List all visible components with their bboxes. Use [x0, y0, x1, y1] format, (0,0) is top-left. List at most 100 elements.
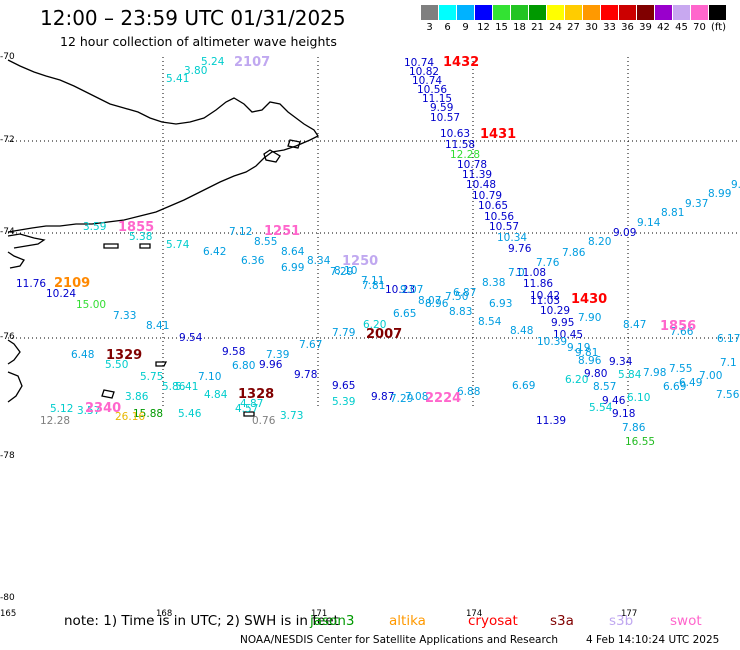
legend-note: note: 1) Time is in UTC; 2) SWH is in fe… [64, 613, 702, 629]
wave-height-value: 9.34 [609, 356, 633, 368]
scale-label: 45 [675, 22, 688, 33]
pass-time-label: 1430 [571, 292, 608, 307]
wave-height-value: 7.90 [578, 312, 602, 324]
scale-swatch [493, 5, 510, 20]
credit-line: NOAA/NESDIS Center for Satellite Applica… [240, 634, 558, 646]
wave-height-value: 8.20 [588, 236, 612, 248]
wave-height-value: 7.86 [622, 422, 646, 434]
pass-time-label: 2340 [85, 401, 122, 416]
wave-height-value: 8.07 [418, 295, 442, 307]
wave-height-value: 10.57 [489, 221, 520, 233]
wave-height-value: 4.84 [204, 389, 228, 401]
wave-height-value: 5.50 [105, 359, 129, 371]
wave-height-value: 5.74 [166, 239, 190, 251]
lat-label: -70 [0, 52, 15, 62]
scale-swatch [709, 5, 726, 20]
mission-jason3: jason3 [310, 613, 355, 629]
scale-label: 42 [657, 22, 670, 33]
wave-height-value: 10.42 [530, 290, 561, 302]
wave-height-value: 5.24 [201, 56, 225, 68]
wave-height-value: 9.96 [259, 359, 283, 371]
scale-label: 39 [639, 22, 652, 33]
wave-height-value: 5.41 [166, 73, 190, 85]
wave-height-value: 4.57 [235, 403, 259, 415]
wave-height-value: 10.79 [472, 190, 503, 202]
wave-height-value: 7.29 [330, 266, 354, 278]
wave-height-value: 8.41 [146, 320, 170, 332]
wave-height-value: 10.65 [478, 200, 509, 212]
wave-height-value: 5.41 [175, 381, 199, 393]
wave-height-value: 6.69 [512, 380, 536, 392]
wave-height-value: 6.65 [393, 308, 417, 320]
wave-height-value: 6.20 [565, 374, 589, 386]
scale-label: 3 [426, 22, 433, 33]
scale-label: 33 [603, 22, 616, 33]
lon-label: 177 [621, 609, 638, 619]
wave-height-value: 8.99 [708, 188, 732, 200]
scale-swatch [565, 5, 582, 20]
wave-height-value: 11.39 [536, 415, 567, 427]
scale-swatch [475, 5, 492, 20]
wave-height-value: 8.57 [593, 381, 617, 393]
wave-height-value: 8.96 [425, 298, 449, 310]
pass-time-label: 1855 [118, 220, 155, 235]
wave-height-value: 6.99 [281, 262, 305, 274]
wave-height-value: 6.88 [457, 386, 481, 398]
pass-time-label: 1251 [264, 224, 301, 239]
mission-swot: swot [670, 613, 702, 629]
wave-height-value: 7.66 [670, 326, 694, 338]
wave-height-value: 7.86 [562, 247, 586, 259]
wave-height-value: 3.80 [184, 65, 208, 77]
note-text: note: 1) Time is in UTC; 2) SWH is in fe… [64, 613, 339, 629]
wave-height-value: 3.86 [125, 391, 149, 403]
wave-height-value: 8.96 [578, 355, 602, 367]
scale-label: 15 [495, 22, 508, 33]
map-subtitle: 12 hour collection of altimeter wave hei… [60, 34, 337, 49]
scale-swatch [439, 5, 456, 20]
lat-label: -80 [0, 593, 15, 603]
wave-height-value: 6.49 [679, 377, 703, 389]
wave-height-value: 9.19 [567, 342, 591, 354]
wave-height-value: 10.57 [430, 112, 461, 124]
wave-height-value: 7.67 [299, 339, 323, 351]
wave-height-value: 11.76 [16, 278, 47, 290]
wave-height-value: 8.83 [449, 306, 473, 318]
scale-label: 36 [621, 22, 634, 33]
wave-height-value: 9.14 [637, 217, 661, 229]
wave-height-value: 5.86 [162, 381, 186, 393]
wave-height-value: 8.64 [281, 246, 305, 258]
wave-height-value: 6.42 [203, 246, 227, 258]
wave-height-value: 15.88 [133, 408, 164, 420]
wave-height-value: 10.82 [409, 66, 440, 78]
scale-swatch [691, 5, 708, 20]
wave-height-value: 8.55 [254, 236, 278, 248]
wave-height-value: 9. [731, 179, 740, 191]
wave-height-value: 7.79 [332, 327, 356, 339]
lon-label: 165 [0, 609, 17, 619]
scale-swatch [673, 5, 690, 20]
lat-label: -78 [0, 451, 15, 461]
wave-height-value: 7.10 [198, 371, 222, 383]
wave-height-value: 7.00 [699, 370, 723, 382]
wave-height-value: 11.58 [445, 139, 476, 151]
wave-height-value: 5.84 [618, 369, 642, 381]
scale-label: 27 [567, 22, 580, 33]
map-title: 12:00 – 23:59 UTC 01/31/2025 [40, 6, 346, 30]
wave-height-value: 9.65 [332, 380, 356, 392]
wave-height-value: 8.38 [482, 277, 506, 289]
wave-height-value: 7.55 [669, 363, 693, 375]
pass-time-label: 1431 [480, 127, 517, 142]
scale-label: 9 [462, 22, 469, 33]
scale-label: 6 [444, 22, 451, 33]
scale-swatch [601, 5, 618, 20]
wave-height-value: 10.56 [417, 84, 448, 96]
wave-height-value: 5.75 [140, 371, 164, 383]
pass-time-label: 2109 [54, 276, 91, 291]
wave-height-value: 3.57 [77, 405, 101, 417]
scale-swatch [619, 5, 636, 20]
wave-height-value: 7.29 [390, 393, 414, 405]
pass-time-label: 1328 [238, 387, 275, 402]
coastline [7, 59, 319, 417]
lon-label: 168 [156, 609, 173, 619]
wave-height-value: 7.0 [508, 267, 525, 279]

Problem: Update the data above by swapping every "wave-height-value" for "swh-value" and keeping all else the same. Leave the pictures out.

Full answer:
List all visible components with their bboxes. Use [x0, y0, x1, y1] format, (0,0) is top-left. List at most 100 elements.
legend-note: note: 1) Time is in UTC; 2) SWH is in fe… [64, 613, 702, 629]
swh-value: 9.34 [609, 356, 633, 368]
scale-label: 45 [675, 22, 688, 33]
pass-time-label: 1430 [571, 292, 608, 307]
swh-value: 7.90 [578, 312, 602, 324]
scale-swatch [493, 5, 510, 20]
credit-line: NOAA/NESDIS Center for Satellite Applica… [240, 634, 558, 646]
swh-value: 8.20 [588, 236, 612, 248]
swh-value: 7.86 [622, 422, 646, 434]
pass-time-label: 2340 [85, 401, 122, 416]
swh-value: 8.07 [418, 295, 442, 307]
swh-value: 10.57 [489, 221, 520, 233]
swh-value: 4.84 [204, 389, 228, 401]
swh-value: 5.50 [105, 359, 129, 371]
swh-value: 5.74 [166, 239, 190, 251]
lat-label: -70 [0, 52, 15, 62]
scale-swatch [709, 5, 726, 20]
mission-jason3: jason3 [310, 613, 355, 629]
scale-label: 42 [657, 22, 670, 33]
swh-value: 10.42 [530, 290, 561, 302]
swh-value: 5.24 [201, 56, 225, 68]
swh-value: 9.96 [259, 359, 283, 371]
scale-label: 39 [639, 22, 652, 33]
swh-value: 5.41 [166, 73, 190, 85]
swh-value: 4.57 [235, 403, 259, 415]
swh-value: 10.79 [472, 190, 503, 202]
swh-value: 7.29 [330, 266, 354, 278]
swh-value: 8.41 [146, 320, 170, 332]
swh-value: 10.65 [478, 200, 509, 212]
swh-value: 5.41 [175, 381, 199, 393]
swh-value: 6.69 [512, 380, 536, 392]
swh-value: 6.65 [393, 308, 417, 320]
swh-value: 6.20 [565, 374, 589, 386]
scale-label: 3 [426, 22, 433, 33]
scale-label: 33 [603, 22, 616, 33]
lon-label: 177 [621, 609, 638, 619]
swh-value: 8.99 [708, 188, 732, 200]
scale-swatch [565, 5, 582, 20]
swh-value: 11.39 [536, 415, 567, 427]
scale-swatch [475, 5, 492, 20]
swh-value: 8.57 [593, 381, 617, 393]
swh-value: 8.96 [425, 298, 449, 310]
pass-time-label: 1855 [118, 220, 155, 235]
swh-value: 6.99 [281, 262, 305, 274]
swh-value: 6.88 [457, 386, 481, 398]
pass-time-label: 1251 [264, 224, 301, 239]
mission-swot: swot [670, 613, 702, 629]
swh-value: 7.66 [670, 326, 694, 338]
swh-value: 7.86 [562, 247, 586, 259]
swh-value: 3.80 [184, 65, 208, 77]
note-text: note: 1) Time is in UTC; 2) SWH is in fe… [64, 613, 339, 629]
swh-value: 3.86 [125, 391, 149, 403]
swh-value: 8.96 [578, 355, 602, 367]
scale-label: 15 [495, 22, 508, 33]
map-subtitle: 12 hour collection of altimeter wave hei… [60, 34, 337, 49]
scale-swatch [439, 5, 456, 20]
lat-label: -80 [0, 593, 15, 603]
swh-value: 6.49 [679, 377, 703, 389]
swh-value: 9.19 [567, 342, 591, 354]
swh-value: 10.57 [430, 112, 461, 124]
swh-value: 7.67 [299, 339, 323, 351]
swh-value: 11.76 [16, 278, 47, 290]
swh-value: 8.83 [449, 306, 473, 318]
scale-label: 36 [621, 22, 634, 33]
swh-value: 9.14 [637, 217, 661, 229]
swh-value: 5.86 [162, 381, 186, 393]
swh-value: 8.64 [281, 246, 305, 258]
swh-value: 6.42 [203, 246, 227, 258]
swh-value: 15.88 [133, 408, 164, 420]
swh-value: 10.82 [409, 66, 440, 78]
scale-swatch [691, 5, 708, 20]
swh-value: 8.55 [254, 236, 278, 248]
swh-value: 9. [731, 179, 740, 191]
swh-value: 7.79 [332, 327, 356, 339]
lon-label: 165 [0, 609, 17, 619]
scale-swatch [673, 5, 690, 20]
lat-label: -78 [0, 451, 15, 461]
swh-value: 7.10 [198, 371, 222, 383]
swh-value: 7.00 [699, 370, 723, 382]
swh-value: 11.58 [445, 139, 476, 151]
swh-value: 5.84 [618, 369, 642, 381]
scale-label: 27 [567, 22, 580, 33]
map-title: 12:00 – 23:59 UTC 01/31/2025 [40, 6, 346, 30]
swh-value: 9.65 [332, 380, 356, 392]
swh-value: 8.38 [482, 277, 506, 289]
swh-value: 7.55 [669, 363, 693, 375]
pass-time-label: 1431 [480, 127, 517, 142]
scale-label: 9 [462, 22, 469, 33]
scale-label: 6 [444, 22, 451, 33]
scale-swatch [601, 5, 618, 20]
swh-value: 10.56 [417, 84, 448, 96]
swh-value: 5.75 [140, 371, 164, 383]
pass-time-label: 2109 [54, 276, 91, 291]
swh-value: 3.57 [77, 405, 101, 417]
scale-swatch [619, 5, 636, 20]
swh-value: 7.29 [390, 393, 414, 405]
pass-time-label: 1328 [238, 387, 275, 402]
coastline [7, 59, 319, 417]
lon-label: 168 [156, 609, 173, 619]
swh-value: 7.0 [508, 267, 525, 279]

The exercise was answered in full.